***** DATA TO USE *****

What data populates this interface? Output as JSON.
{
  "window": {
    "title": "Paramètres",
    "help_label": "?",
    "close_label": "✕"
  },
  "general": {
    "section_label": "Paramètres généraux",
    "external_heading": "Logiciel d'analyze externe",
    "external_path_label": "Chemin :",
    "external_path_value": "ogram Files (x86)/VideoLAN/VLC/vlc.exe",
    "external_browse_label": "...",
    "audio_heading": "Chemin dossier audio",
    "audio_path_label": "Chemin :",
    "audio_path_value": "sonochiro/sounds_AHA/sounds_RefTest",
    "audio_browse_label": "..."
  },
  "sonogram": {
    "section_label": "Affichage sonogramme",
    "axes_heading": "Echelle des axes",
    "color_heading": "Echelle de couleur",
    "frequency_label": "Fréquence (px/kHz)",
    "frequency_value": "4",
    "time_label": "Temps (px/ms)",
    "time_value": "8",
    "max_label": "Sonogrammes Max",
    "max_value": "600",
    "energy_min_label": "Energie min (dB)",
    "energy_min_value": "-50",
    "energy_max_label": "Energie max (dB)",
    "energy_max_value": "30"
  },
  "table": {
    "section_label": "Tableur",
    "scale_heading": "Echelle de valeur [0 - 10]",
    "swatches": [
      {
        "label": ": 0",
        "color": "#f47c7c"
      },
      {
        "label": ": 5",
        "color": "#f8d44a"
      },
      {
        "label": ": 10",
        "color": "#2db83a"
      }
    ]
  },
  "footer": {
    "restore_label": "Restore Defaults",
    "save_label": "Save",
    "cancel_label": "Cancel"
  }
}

*****

» **TASK REQUIREMENTS**: Select every line in the records above that contains the word "Paramètres".

» **PROBLEM SOLUTION**:
    "title": "Paramètres",
    "section_label": "Paramètres généraux",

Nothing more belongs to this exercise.